- _To be done_
Show all lines holding the string "実質GDP成長率".

··· Material to process ···

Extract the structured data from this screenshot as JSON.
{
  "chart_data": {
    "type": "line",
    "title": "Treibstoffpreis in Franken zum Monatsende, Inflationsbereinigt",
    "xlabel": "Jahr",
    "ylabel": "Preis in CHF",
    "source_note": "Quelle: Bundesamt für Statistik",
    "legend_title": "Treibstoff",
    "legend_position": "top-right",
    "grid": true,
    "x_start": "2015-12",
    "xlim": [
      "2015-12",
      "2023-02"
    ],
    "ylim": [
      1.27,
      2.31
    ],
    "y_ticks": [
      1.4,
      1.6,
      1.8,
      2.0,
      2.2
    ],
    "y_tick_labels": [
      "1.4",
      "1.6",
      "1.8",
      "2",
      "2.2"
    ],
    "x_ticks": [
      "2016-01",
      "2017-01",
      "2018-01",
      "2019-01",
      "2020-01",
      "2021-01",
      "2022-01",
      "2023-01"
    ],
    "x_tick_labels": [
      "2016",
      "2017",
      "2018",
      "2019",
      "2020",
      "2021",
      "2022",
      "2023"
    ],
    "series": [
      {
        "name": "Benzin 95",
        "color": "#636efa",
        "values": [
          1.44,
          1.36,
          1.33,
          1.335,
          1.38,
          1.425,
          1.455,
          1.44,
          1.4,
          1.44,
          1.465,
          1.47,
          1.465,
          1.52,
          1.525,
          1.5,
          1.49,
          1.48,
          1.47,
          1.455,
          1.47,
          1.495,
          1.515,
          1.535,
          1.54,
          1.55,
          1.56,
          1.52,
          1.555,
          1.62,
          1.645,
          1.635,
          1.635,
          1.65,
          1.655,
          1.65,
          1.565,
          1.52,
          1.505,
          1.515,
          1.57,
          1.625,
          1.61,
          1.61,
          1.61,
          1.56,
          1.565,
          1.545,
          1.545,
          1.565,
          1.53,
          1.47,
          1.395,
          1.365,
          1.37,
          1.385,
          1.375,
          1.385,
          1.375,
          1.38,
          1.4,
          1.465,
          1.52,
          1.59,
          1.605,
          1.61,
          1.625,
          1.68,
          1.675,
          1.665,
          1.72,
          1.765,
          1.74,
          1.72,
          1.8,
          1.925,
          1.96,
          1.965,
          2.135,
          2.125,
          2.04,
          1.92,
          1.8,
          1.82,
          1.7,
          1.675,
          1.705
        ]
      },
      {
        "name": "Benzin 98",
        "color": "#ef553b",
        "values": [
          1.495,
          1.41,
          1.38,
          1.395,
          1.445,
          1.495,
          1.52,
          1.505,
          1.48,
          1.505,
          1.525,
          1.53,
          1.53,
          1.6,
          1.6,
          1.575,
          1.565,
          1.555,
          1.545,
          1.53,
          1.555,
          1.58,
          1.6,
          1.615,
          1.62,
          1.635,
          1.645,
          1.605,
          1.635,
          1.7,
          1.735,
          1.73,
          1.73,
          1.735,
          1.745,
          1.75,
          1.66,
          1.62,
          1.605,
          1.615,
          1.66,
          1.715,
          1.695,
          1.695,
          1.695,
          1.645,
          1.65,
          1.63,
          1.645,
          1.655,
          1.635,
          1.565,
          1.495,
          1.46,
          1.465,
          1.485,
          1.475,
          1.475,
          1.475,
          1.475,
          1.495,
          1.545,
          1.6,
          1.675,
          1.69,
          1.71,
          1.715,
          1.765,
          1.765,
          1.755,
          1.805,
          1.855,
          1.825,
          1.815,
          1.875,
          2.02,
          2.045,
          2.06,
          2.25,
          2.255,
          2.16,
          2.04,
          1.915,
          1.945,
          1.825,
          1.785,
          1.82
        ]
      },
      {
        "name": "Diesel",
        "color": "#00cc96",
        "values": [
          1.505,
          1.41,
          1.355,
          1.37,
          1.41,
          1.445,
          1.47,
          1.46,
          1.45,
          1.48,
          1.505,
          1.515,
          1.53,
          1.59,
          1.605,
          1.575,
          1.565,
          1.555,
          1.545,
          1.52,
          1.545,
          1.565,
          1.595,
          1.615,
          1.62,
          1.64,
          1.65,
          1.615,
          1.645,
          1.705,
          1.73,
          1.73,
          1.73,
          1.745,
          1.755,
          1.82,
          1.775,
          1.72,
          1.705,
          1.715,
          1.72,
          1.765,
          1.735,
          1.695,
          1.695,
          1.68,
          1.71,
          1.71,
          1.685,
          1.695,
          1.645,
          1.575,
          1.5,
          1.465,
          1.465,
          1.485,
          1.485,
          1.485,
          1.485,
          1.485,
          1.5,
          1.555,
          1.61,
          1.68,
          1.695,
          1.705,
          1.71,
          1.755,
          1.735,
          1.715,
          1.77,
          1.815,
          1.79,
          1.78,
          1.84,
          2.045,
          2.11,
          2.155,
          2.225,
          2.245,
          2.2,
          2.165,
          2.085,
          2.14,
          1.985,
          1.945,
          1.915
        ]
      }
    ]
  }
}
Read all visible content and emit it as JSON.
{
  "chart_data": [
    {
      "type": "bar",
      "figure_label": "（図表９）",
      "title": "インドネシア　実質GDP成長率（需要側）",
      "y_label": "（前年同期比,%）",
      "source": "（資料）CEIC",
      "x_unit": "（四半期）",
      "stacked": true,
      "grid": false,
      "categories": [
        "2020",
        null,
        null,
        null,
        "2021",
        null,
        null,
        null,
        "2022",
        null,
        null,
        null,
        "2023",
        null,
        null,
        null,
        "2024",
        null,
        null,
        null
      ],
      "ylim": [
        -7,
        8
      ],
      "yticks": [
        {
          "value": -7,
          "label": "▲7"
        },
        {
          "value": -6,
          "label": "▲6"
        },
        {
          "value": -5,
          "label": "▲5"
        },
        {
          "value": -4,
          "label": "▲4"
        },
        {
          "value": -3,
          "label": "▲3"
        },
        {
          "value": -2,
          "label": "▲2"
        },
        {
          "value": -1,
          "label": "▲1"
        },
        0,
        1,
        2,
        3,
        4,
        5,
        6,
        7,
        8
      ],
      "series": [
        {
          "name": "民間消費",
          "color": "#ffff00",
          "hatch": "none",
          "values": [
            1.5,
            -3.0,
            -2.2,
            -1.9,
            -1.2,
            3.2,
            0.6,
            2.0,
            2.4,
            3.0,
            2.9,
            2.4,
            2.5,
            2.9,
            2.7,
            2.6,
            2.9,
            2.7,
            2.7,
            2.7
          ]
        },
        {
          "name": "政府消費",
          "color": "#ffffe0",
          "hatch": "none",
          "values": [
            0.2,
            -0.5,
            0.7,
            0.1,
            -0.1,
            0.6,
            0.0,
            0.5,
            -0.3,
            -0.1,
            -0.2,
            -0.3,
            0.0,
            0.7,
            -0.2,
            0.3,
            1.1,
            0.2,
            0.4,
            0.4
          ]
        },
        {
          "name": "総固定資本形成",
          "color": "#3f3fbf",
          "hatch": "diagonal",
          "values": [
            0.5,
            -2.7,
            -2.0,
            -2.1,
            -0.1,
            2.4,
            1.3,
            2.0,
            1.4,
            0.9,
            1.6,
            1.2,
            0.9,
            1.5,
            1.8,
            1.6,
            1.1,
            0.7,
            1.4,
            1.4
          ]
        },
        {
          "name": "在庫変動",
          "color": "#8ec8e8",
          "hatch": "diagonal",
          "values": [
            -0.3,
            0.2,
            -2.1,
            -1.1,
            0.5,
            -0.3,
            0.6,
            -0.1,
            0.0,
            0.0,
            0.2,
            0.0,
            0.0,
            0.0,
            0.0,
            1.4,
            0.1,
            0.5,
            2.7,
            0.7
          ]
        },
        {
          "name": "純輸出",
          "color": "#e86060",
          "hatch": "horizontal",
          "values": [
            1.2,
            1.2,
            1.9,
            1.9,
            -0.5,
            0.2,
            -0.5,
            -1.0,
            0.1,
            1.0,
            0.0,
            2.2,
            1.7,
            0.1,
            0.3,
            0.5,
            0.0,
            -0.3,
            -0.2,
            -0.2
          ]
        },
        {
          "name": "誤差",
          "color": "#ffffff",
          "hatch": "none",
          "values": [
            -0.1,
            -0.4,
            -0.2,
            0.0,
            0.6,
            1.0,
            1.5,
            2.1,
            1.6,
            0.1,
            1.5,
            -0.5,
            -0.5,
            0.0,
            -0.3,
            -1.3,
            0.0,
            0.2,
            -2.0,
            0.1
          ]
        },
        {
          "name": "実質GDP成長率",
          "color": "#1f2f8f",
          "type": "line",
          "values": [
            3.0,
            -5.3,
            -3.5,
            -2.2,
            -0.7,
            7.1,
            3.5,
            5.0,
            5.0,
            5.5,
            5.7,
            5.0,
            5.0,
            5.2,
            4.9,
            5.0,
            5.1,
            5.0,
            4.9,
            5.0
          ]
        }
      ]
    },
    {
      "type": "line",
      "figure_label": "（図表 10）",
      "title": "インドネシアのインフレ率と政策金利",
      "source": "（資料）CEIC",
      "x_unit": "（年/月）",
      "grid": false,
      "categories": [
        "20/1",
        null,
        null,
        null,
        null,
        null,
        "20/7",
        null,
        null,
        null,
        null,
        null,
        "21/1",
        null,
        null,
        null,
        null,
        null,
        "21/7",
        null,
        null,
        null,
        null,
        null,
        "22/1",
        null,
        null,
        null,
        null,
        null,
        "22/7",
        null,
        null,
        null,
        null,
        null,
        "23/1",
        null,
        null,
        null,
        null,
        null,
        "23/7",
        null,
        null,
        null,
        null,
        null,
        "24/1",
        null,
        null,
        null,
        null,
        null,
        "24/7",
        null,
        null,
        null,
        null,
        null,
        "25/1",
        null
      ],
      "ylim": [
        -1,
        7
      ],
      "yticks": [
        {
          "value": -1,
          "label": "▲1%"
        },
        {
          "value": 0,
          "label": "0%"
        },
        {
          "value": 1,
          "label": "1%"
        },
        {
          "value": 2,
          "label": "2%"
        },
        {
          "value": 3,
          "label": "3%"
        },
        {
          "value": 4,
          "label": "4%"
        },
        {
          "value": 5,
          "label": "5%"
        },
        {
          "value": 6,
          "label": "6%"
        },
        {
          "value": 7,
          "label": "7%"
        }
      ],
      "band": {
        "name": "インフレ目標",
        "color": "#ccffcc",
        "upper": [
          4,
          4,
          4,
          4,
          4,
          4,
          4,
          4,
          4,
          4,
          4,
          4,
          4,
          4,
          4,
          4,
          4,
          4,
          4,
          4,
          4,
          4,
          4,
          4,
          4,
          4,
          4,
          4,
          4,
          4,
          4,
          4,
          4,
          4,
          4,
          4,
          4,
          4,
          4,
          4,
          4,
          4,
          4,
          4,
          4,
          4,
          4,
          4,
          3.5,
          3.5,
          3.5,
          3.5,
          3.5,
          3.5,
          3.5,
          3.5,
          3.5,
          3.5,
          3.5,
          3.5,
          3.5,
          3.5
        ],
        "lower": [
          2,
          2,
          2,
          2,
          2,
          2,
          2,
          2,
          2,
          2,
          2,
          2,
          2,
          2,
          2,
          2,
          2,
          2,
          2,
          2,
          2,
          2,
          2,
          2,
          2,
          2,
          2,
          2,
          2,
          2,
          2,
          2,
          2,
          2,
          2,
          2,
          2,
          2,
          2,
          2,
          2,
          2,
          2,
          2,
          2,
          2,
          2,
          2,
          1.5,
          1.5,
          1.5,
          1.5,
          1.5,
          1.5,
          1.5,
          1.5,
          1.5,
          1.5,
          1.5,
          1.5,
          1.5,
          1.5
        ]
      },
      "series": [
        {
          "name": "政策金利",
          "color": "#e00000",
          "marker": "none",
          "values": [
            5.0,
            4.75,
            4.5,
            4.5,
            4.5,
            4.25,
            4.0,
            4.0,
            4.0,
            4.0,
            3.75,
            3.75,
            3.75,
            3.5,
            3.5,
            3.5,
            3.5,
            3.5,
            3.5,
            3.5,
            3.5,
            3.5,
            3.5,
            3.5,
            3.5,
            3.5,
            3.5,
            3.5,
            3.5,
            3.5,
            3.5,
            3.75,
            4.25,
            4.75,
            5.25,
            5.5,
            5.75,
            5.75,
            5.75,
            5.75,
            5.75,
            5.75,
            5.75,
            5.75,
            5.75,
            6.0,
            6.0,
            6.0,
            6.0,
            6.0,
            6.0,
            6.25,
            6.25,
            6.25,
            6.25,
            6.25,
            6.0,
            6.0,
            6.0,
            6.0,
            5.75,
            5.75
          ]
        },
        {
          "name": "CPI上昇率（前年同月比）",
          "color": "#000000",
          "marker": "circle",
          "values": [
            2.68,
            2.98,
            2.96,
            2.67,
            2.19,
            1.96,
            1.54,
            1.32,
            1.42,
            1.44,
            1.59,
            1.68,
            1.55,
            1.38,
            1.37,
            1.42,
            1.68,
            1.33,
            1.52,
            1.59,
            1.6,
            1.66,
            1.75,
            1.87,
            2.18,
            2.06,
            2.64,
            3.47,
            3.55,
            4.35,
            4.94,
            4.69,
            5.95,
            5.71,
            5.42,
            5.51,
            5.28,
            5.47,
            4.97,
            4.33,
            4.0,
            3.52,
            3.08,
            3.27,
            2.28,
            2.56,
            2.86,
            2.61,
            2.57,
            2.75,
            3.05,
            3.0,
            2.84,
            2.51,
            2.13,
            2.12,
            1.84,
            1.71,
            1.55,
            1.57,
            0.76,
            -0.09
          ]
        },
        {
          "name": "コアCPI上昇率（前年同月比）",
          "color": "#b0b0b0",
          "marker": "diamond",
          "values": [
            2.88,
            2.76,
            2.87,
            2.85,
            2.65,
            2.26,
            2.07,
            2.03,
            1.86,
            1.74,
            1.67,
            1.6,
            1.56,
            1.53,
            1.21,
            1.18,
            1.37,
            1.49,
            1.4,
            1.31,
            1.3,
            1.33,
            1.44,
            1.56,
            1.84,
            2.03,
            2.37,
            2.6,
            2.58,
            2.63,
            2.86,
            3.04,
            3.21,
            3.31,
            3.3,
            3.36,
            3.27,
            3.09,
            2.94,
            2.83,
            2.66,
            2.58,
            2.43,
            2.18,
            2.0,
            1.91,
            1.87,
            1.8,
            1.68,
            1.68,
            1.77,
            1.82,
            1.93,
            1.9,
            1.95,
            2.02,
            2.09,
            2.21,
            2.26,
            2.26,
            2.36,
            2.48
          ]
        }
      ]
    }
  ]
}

···

- _Written solution_
      "title": "インドネシア　実質GDP成長率（需要側）",
          "name": "実質GDP成長率",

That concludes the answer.